*Problem to work on:* All entries below are to be set down again, identical to the source.

— BEGIN Listing —

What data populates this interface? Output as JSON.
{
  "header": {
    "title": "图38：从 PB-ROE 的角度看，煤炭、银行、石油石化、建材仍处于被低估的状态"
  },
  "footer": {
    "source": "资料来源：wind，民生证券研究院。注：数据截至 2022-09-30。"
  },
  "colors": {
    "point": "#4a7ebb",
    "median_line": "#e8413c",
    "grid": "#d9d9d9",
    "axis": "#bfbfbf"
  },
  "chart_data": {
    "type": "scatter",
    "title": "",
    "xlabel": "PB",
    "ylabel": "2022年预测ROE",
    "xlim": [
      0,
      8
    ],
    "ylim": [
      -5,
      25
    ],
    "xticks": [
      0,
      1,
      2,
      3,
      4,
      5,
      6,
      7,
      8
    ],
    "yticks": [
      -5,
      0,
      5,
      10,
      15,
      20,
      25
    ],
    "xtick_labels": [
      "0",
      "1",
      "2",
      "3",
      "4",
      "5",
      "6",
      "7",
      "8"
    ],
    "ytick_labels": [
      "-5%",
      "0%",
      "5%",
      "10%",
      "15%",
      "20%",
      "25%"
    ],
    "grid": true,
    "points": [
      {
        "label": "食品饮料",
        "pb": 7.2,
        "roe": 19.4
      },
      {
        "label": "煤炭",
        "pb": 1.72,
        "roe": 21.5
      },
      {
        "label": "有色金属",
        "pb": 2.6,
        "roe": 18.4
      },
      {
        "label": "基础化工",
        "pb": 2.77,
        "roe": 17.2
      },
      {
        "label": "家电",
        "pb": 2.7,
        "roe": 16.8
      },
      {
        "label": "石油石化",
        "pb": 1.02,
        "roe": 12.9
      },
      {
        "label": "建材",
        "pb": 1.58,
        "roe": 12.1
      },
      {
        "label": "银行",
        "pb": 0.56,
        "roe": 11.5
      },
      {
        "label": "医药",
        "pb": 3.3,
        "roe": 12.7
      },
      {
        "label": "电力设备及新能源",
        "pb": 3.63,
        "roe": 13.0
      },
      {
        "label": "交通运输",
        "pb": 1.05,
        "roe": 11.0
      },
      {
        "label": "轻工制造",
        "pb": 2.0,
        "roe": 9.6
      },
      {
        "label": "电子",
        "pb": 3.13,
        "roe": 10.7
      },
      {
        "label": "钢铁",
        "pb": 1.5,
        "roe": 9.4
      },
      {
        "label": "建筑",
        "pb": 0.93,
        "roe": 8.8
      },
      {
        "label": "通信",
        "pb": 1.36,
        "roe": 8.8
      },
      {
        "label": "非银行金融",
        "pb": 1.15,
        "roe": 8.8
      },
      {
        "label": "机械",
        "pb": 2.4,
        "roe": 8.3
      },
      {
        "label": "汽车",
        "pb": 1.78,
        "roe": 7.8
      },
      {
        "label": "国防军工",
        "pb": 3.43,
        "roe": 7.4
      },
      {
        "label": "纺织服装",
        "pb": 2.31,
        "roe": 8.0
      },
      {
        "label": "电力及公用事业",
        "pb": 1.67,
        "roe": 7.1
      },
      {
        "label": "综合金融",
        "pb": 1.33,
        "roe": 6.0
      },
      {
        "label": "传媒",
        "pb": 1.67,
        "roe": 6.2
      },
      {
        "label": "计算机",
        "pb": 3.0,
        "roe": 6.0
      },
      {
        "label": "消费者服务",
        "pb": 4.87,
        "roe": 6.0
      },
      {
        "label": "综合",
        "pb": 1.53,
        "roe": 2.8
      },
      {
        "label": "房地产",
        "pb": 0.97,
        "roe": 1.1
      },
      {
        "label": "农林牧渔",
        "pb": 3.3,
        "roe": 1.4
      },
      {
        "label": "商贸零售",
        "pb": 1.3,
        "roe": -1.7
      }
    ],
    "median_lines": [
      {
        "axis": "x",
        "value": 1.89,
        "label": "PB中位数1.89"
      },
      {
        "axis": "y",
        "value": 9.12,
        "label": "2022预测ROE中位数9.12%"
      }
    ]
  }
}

— END Listing —

*Exercise response:*
What data populates this interface? Output as JSON.
{
  "header": {
    "title": "图38：从 PB-ROE 的角度看，煤炭、银行、石油石化、建材仍处于被低估的状态"
  },
  "footer": {
    "source": "资料来源：wind，民生证券研究院。注：数据截至 2022-09-30。"
  },
  "colors": {
    "point": "#4a7ebb",
    "median_line": "#e8413c",
    "grid": "#d9d9d9",
    "axis": "#bfbfbf"
  },
  "chart_data": {
    "type": "scatter",
    "title": "",
    "xlabel": "PB",
    "ylabel": "2022年预测ROE",
    "xlim": [
      0,
      8
    ],
    "ylim": [
      -5,
      25
    ],
    "xticks": [
      0,
      1,
      2,
      3,
      4,
      5,
      6,
      7,
      8
    ],
    "yticks": [
      -5,
      0,
      5,
      10,
      15,
      20,
      25
    ],
    "xtick_labels": [
      "0",
      "1",
      "2",
      "3",
      "4",
      "5",
      "6",
      "7",
      "8"
    ],
    "ytick_labels": [
      "-5%",
      "0%",
      "5%",
      "10%",
      "15%",
      "20%",
      "25%"
    ],
    "grid": true,
    "points": [
      {
        "label": "食品饮料",
        "pb": 7.2,
        "roe": 19.4
      },
      {
        "label": "煤炭",
        "pb": 1.72,
        "roe": 21.5
      },
      {
        "label": "有色金属",
        "pb": 2.6,
        "roe": 18.4
      },
      {
        "label": "基础化工",
        "pb": 2.77,
        "roe": 17.2
      },
      {
        "label": "家电",
        "pb": 2.7,
        "roe": 16.8
      },
      {
        "label": "石油石化",
        "pb": 1.02,
        "roe": 12.9
      },
      {
        "label": "建材",
        "pb": 1.58,
        "roe": 12.1
      },
      {
        "label": "银行",
        "pb": 0.56,
        "roe": 11.5
      },
      {
        "label": "医药",
        "pb": 3.3,
        "roe": 12.7
      },
      {
        "label": "电力设备及新能源",
        "pb": 3.63,
        "roe": 13.0
      },
      {
        "label": "交通运输",
        "pb": 1.05,
        "roe": 11.0
      },
      {
        "label": "轻工制造",
        "pb": 2.0,
        "roe": 9.6
      },
      {
        "label": "电子",
        "pb": 3.13,
        "roe": 10.7
      },
      {
        "label": "钢铁",
        "pb": 1.5,
        "roe": 9.4
      },
      {
        "label": "建筑",
        "pb": 0.93,
        "roe": 8.8
      },
      {
        "label": "通信",
        "pb": 1.36,
        "roe": 8.8
      },
      {
        "label": "非银行金融",
        "pb": 1.15,
        "roe": 8.8
      },
      {
        "label": "机械",
        "pb": 2.4,
        "roe": 8.3
      },
      {
        "label": "汽车",
        "pb": 1.78,
        "roe": 7.8
      },
      {
        "label": "国防军工",
        "pb": 3.43,
        "roe": 7.4
      },
      {
        "label": "纺织服装",
        "pb": 2.31,
        "roe": 8.0
      },
      {
        "label": "电力及公用事业",
        "pb": 1.67,
        "roe": 7.1
      },
      {
        "label": "综合金融",
        "pb": 1.33,
        "roe": 6.0
      },
      {
        "label": "传媒",
        "pb": 1.67,
        "roe": 6.2
      },
      {
        "label": "计算机",
        "pb": 3.0,
        "roe": 6.0
      },
      {
        "label": "消费者服务",
        "pb": 4.87,
        "roe": 6.0
      },
      {
        "label": "综合",
        "pb": 1.53,
        "roe": 2.8
      },
      {
        "label": "房地产",
        "pb": 0.97,
        "roe": 1.1
      },
      {
        "label": "农林牧渔",
        "pb": 3.3,
        "roe": 1.4
      },
      {
        "label": "商贸零售",
        "pb": 1.3,
        "roe": -1.7
      }
    ],
    "median_lines": [
      {
        "axis": "x",
        "value": 1.89,
        "label": "PB中位数1.89"
      },
      {
        "axis": "y",
        "value": 9.12,
        "label": "2022预测ROE中位数9.12%"
      }
    ]
  }
}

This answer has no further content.